*Given task*. Quote, word for word, the line containing "Type out the text in this image." and all lines that follow it to the end of the records, with no pictures.

(Collected data)
##############################

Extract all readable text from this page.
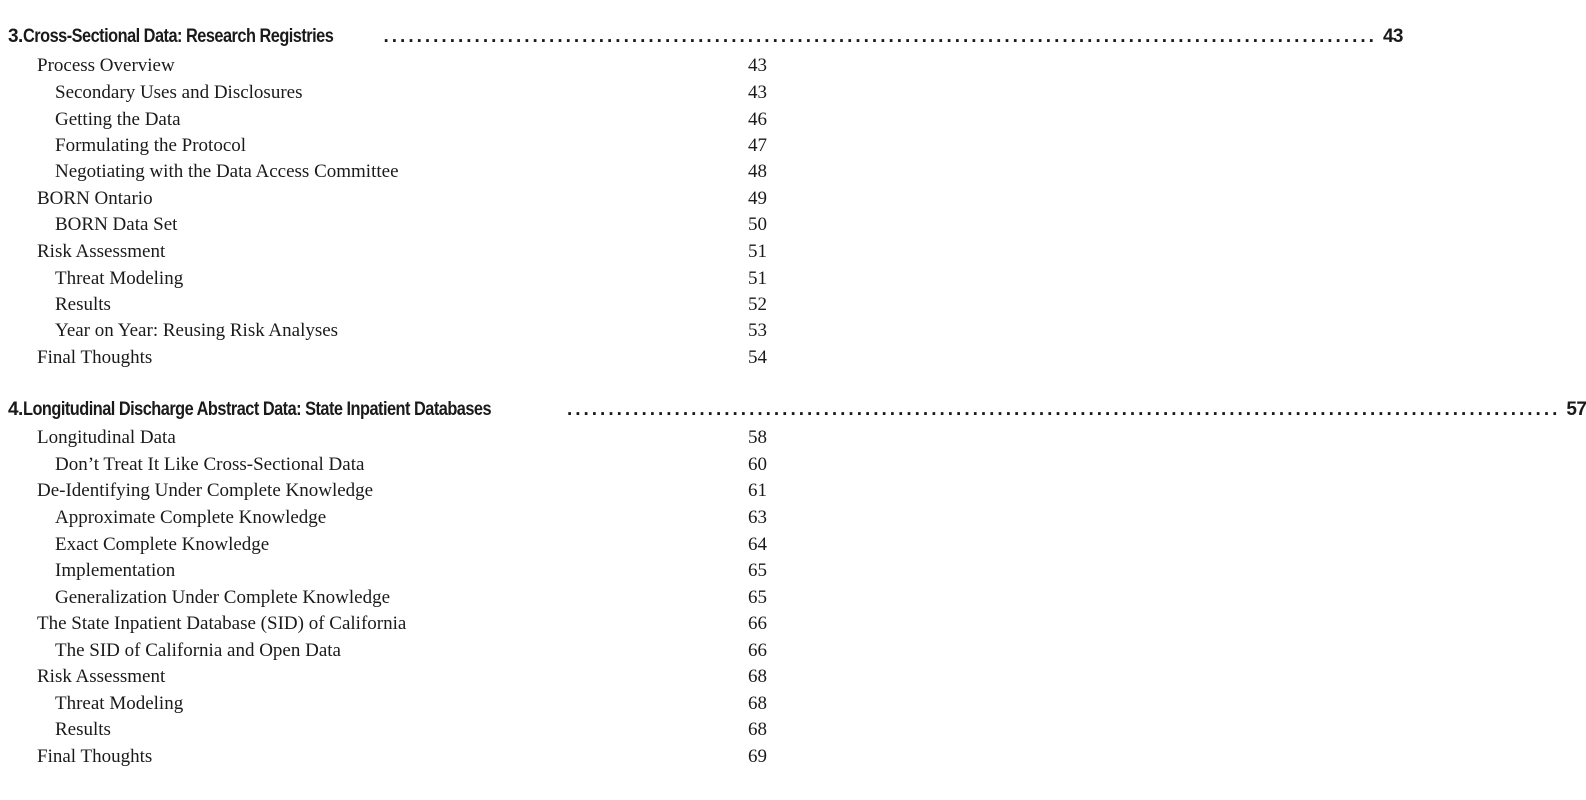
3. Cross-Sectional Data: Research Registries	........................................................................................................................ 43
Process Overview	43
Secondary Uses and Disclosures	43
Getting the Data	46
Formulating the Protocol	47
Negotiating with the Data Access Committee	48
BORN Ontario	49
BORN Data Set	50
Risk Assessment	51
Threat Modeling	51
Results	52
Year on Year: Reusing Risk Analyses	53
Final Thoughts	54
4. Longitudinal Discharge Abstract Data: State Inpatient Databases	........................................................................................................................ 57
Longitudinal Data	58
Don’t Treat It Like Cross-Sectional Data	60
De-Identifying Under Complete Knowledge	61
Approximate Complete Knowledge	63
Exact Complete Knowledge	64
Implementation	65
Generalization Under Complete Knowledge	65
The State Inpatient Database (SID) of California	66
The SID of California and Open Data	66
Risk Assessment	68
Threat Modeling	68
Results	68
Final Thoughts	69
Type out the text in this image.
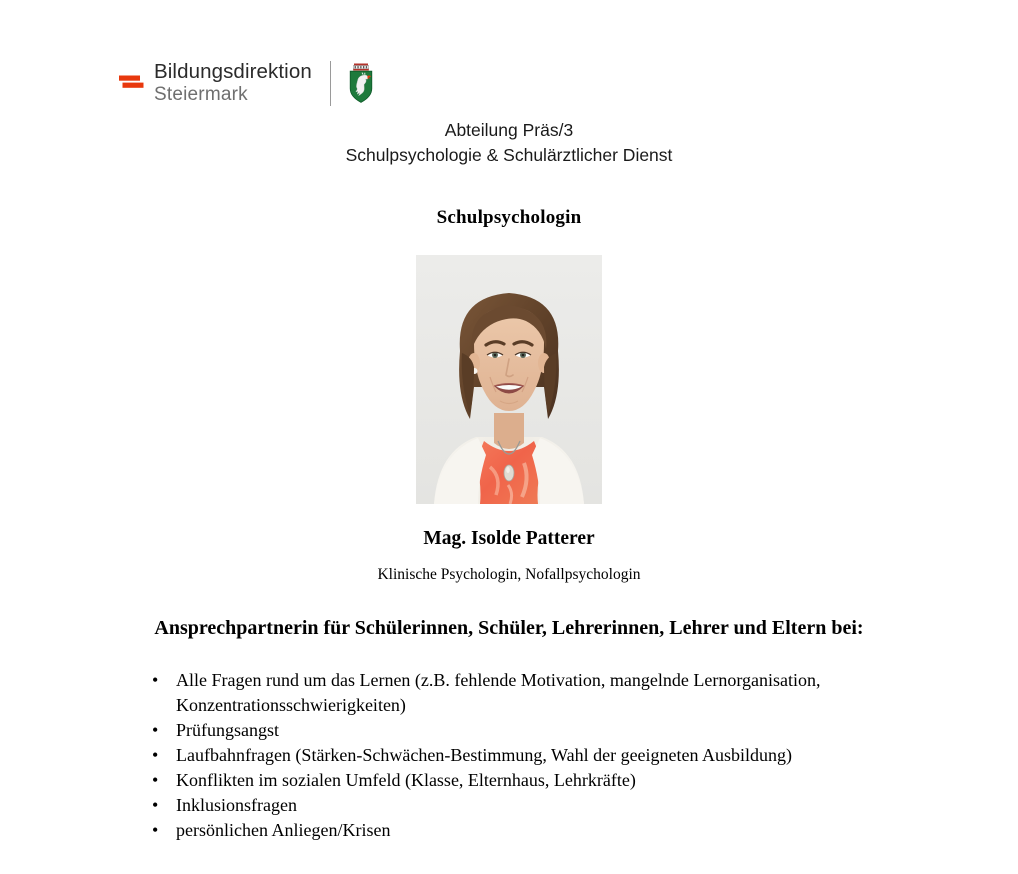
Bildungsdirektion
Steiermark
Abteilung Präs/3
Schulpsychologie & Schulärztlicher Dienst
Schulpsychologin
Mag. Isolde Patterer
Klinische Psychologin, Nofallpsychologin
Ansprechpartnerin für Schülerinnen, Schüler, Lehrerinnen, Lehrer und Eltern bei:
• Alle Fragen rund um das Lernen (z.B. fehlende Motivation, mangelnde Lernorganisation, Konzentrationsschwierigkeiten)
• Prüfungsangst
• Laufbahnfragen (Stärken-Schwächen-Bestimmung, Wahl der geeigneten Ausbildung)
• Konflikten im sozialen Umfeld (Klasse, Elternhaus, Lehrkräfte)
• Inklusionsfragen
• persönlichen Anliegen/Krisen
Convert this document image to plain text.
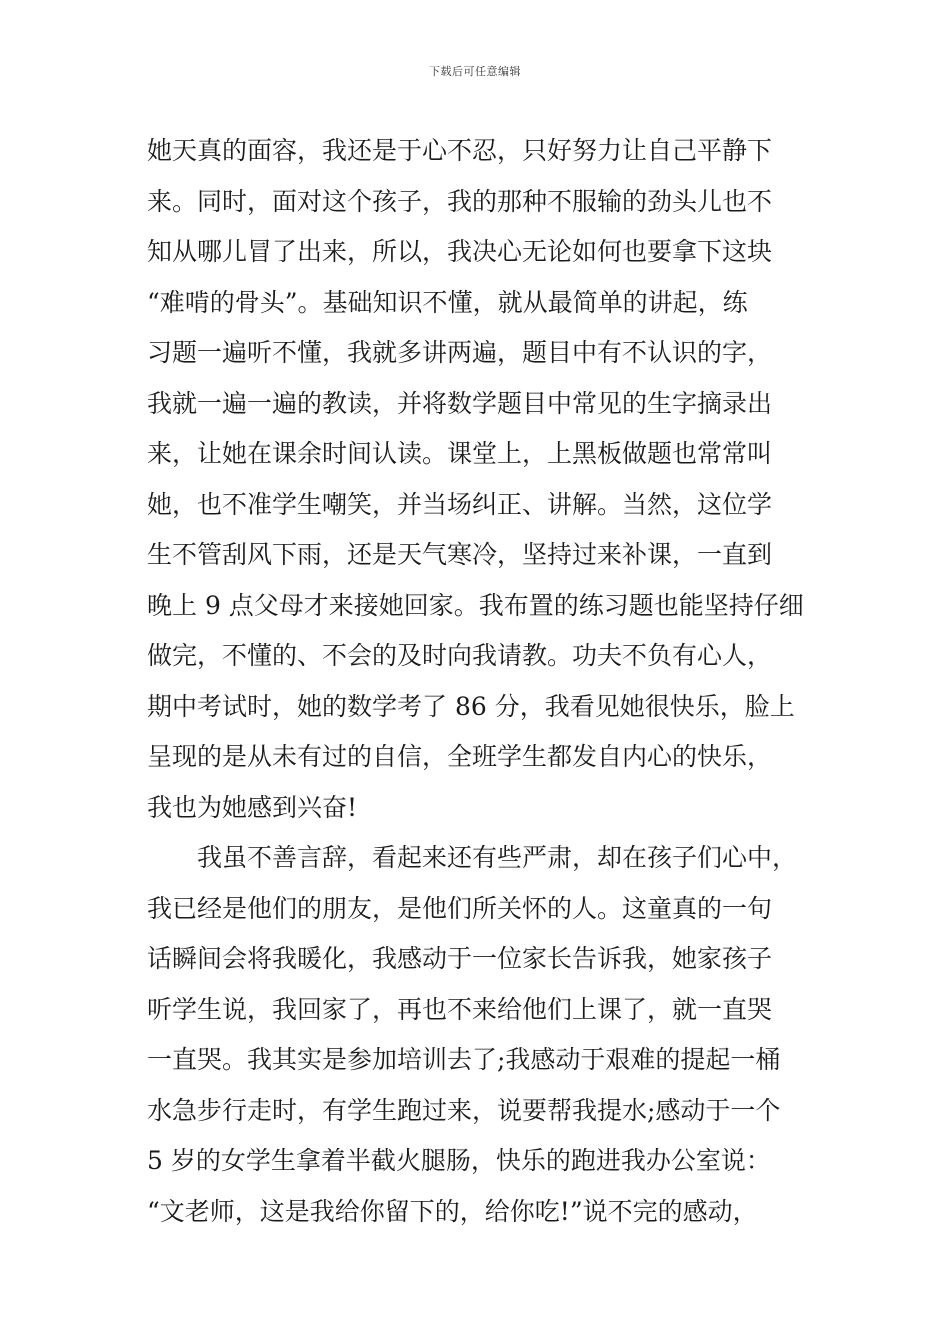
下载后可任意编辑
她天真的面容，我还是于心不忍，只好努力让自己平静下
来。同时，面对这个孩子，我的那种不服输的劲头儿也不
知从哪儿冒了出来，所以，我决心无论如何也要拿下这块
“难啃的骨头”。基础知识不懂，就从最简单的讲起，练
习题一遍听不懂，我就多讲两遍，题目中有不认识的字，
我就一遍一遍的教读，并将数学题目中常见的生字摘录出
来，让她在课余时间认读。课堂上，上黑板做题也常常叫
她，也不准学生嘲笑，并当场纠正、讲解。当然，这位学
生不管刮风下雨，还是天气寒冷，坚持过来补课，一直到
晚上 9 点父母才来接她回家。我布置的练习题也能坚持仔细
做完，不懂的、不会的及时向我请教。功夫不负有心人，
期中考试时，她的数学考了 86 分，我看见她很快乐，脸上
呈现的是从未有过的自信，全班学生都发自内心的快乐，
我也为她感到兴奋!
我虽不善言辞，看起来还有些严肃，却在孩子们心中，
我已经是他们的朋友，是他们所关怀的人。这童真的一句
话瞬间会将我暖化，我感动于一位家长告诉我，她家孩子
听学生说，我回家了，再也不来给他们上课了，就一直哭
一直哭。我其实是参加培训去了;我感动于艰难的提起一桶
水急步行走时，有学生跑过来，说要帮我提水;感动于一个
5 岁的女学生拿着半截火腿肠，快乐的跑进我办公室说：
“文老师，这是我给你留下的，给你吃!”说不完的感动，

##############################

*Complete output*.
Type out the text in this image.
Bildungsdirektion
Steiermark
Abteilung Präs/3
Schulpsychologie & Schulärztlicher Dienst
Schulpsychologin
Mag. Isolde Patterer
Klinische Psychologin, Nofallpsychologin
Ansprechpartnerin für Schülerinnen, Schüler, Lehrerinnen, Lehrer und Eltern bei:
• Alle Fragen rund um das Lernen (z.B. fehlende Motivation, mangelnde Lernorganisation, Konzentrationsschwierigkeiten)
• Prüfungsangst
• Laufbahnfragen (Stärken-Schwächen-Bestimmung, Wahl der geeigneten Ausbildung)
• Konflikten im sozialen Umfeld (Klasse, Elternhaus, Lehrkräfte)
• Inklusionsfragen
• persönlichen Anliegen/Krisen
Convert this document image to plain text.
下载后可任意编辑
她天真的面容，我还是于心不忍，只好努力让自己平静下
来。同时，面对这个孩子，我的那种不服输的劲头儿也不
知从哪儿冒了出来，所以，我决心无论如何也要拿下这块
“难啃的骨头”。基础知识不懂，就从最简单的讲起，练
习题一遍听不懂，我就多讲两遍，题目中有不认识的字，
我就一遍一遍的教读，并将数学题目中常见的生字摘录出
来，让她在课余时间认读。课堂上，上黑板做题也常常叫
她，也不准学生嘲笑，并当场纠正、讲解。当然，这位学
生不管刮风下雨，还是天气寒冷，坚持过来补课，一直到
晚上 9 点父母才来接她回家。我布置的练习题也能坚持仔细
做完，不懂的、不会的及时向我请教。功夫不负有心人，
期中考试时，她的数学考了 86 分，我看见她很快乐，脸上
呈现的是从未有过的自信，全班学生都发自内心的快乐，
我也为她感到兴奋!
我虽不善言辞，看起来还有些严肃，却在孩子们心中，
我已经是他们的朋友，是他们所关怀的人。这童真的一句
话瞬间会将我暖化，我感动于一位家长告诉我，她家孩子
听学生说，我回家了，再也不来给他们上课了，就一直哭
一直哭。我其实是参加培训去了;我感动于艰难的提起一桶
水急步行走时，有学生跑过来，说要帮我提水;感动于一个
5 岁的女学生拿着半截火腿肠，快乐的跑进我办公室说：
“文老师，这是我给你留下的，给你吃!”说不完的感动，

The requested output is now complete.